• Material for this task
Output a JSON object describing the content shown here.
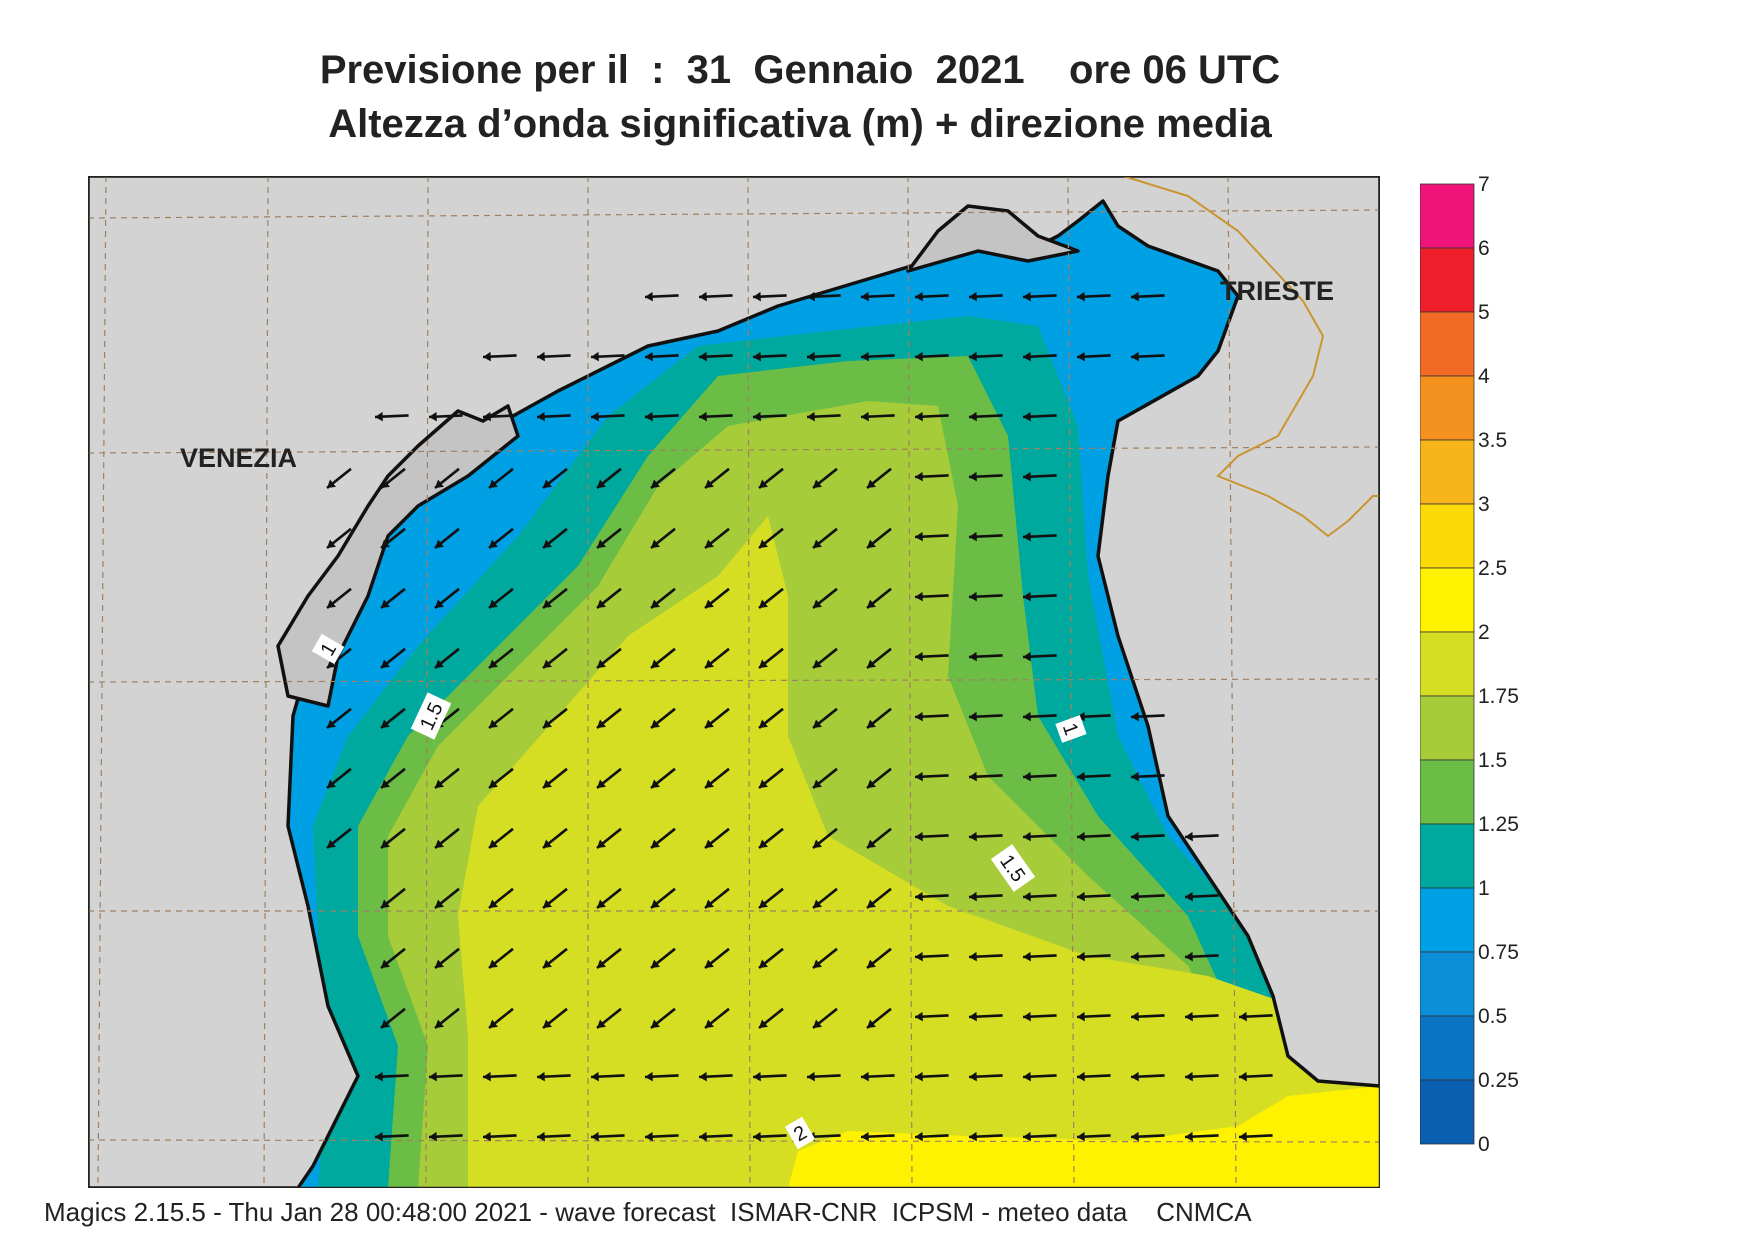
{
  "title": {
    "line1": "Previsione per il  :  31  Gennaio  2021    ore 06 UTC",
    "line2": "Altezza d’onda significativa (m) + direzione media"
  },
  "map": {
    "place_labels": [
      {
        "id": "venezia",
        "text": "VENEZIA"
      },
      {
        "id": "trieste",
        "text": "TRIESTE"
      }
    ],
    "contour_labels": [
      "1",
      "1.5",
      "1",
      "1.5",
      "2"
    ],
    "arrow_direction": "towards west / south-west",
    "colors": {
      "land": "#d3d3d3",
      "coast": "#111111",
      "grid": "#a08060",
      "border": "#c9952e"
    }
  },
  "colorbar": {
    "ticks": [
      "7",
      "6",
      "5",
      "4",
      "3.5",
      "3",
      "2.5",
      "2",
      "1.75",
      "1.5",
      "1.25",
      "1",
      "0.75",
      "0.5",
      "0.25",
      "0"
    ],
    "colors": [
      "#f0147a",
      "#ee1f2a",
      "#f36a24",
      "#f5921f",
      "#f7b51c",
      "#fbdb07",
      "#fff200",
      "#d6de23",
      "#a7cc3a",
      "#6cbd45",
      "#00a99d",
      "#00a0e4",
      "#0c8fd9",
      "#0a74c4",
      "#0a5fb0"
    ]
  },
  "footer": {
    "text": "Magics 2.15.5 - Thu Jan 28 00:48:00 2021 - wave forecast  ISMAR-CNR  ICPSM - meteo data    CNMCA"
  }
}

• Stated goal
Restate each line of the records exactly; pictures do not belong in the copy.

• Answer to the exercise
Output a JSON object describing the content shown here.
{
  "title": {
    "line1": "Previsione per il  :  31  Gennaio  2021    ore 06 UTC",
    "line2": "Altezza d’onda significativa (m) + direzione media"
  },
  "map": {
    "place_labels": [
      {
        "id": "venezia",
        "text": "VENEZIA"
      },
      {
        "id": "trieste",
        "text": "TRIESTE"
      }
    ],
    "contour_labels": [
      "1",
      "1.5",
      "1",
      "1.5",
      "2"
    ],
    "arrow_direction": "towards west / south-west",
    "colors": {
      "land": "#d3d3d3",
      "coast": "#111111",
      "grid": "#a08060",
      "border": "#c9952e"
    }
  },
  "colorbar": {
    "ticks": [
      "7",
      "6",
      "5",
      "4",
      "3.5",
      "3",
      "2.5",
      "2",
      "1.75",
      "1.5",
      "1.25",
      "1",
      "0.75",
      "0.5",
      "0.25",
      "0"
    ],
    "colors": [
      "#f0147a",
      "#ee1f2a",
      "#f36a24",
      "#f5921f",
      "#f7b51c",
      "#fbdb07",
      "#fff200",
      "#d6de23",
      "#a7cc3a",
      "#6cbd45",
      "#00a99d",
      "#00a0e4",
      "#0c8fd9",
      "#0a74c4",
      "#0a5fb0"
    ]
  },
  "footer": {
    "text": "Magics 2.15.5 - Thu Jan 28 00:48:00 2021 - wave forecast  ISMAR-CNR  ICPSM - meteo data    CNMCA"
  }
}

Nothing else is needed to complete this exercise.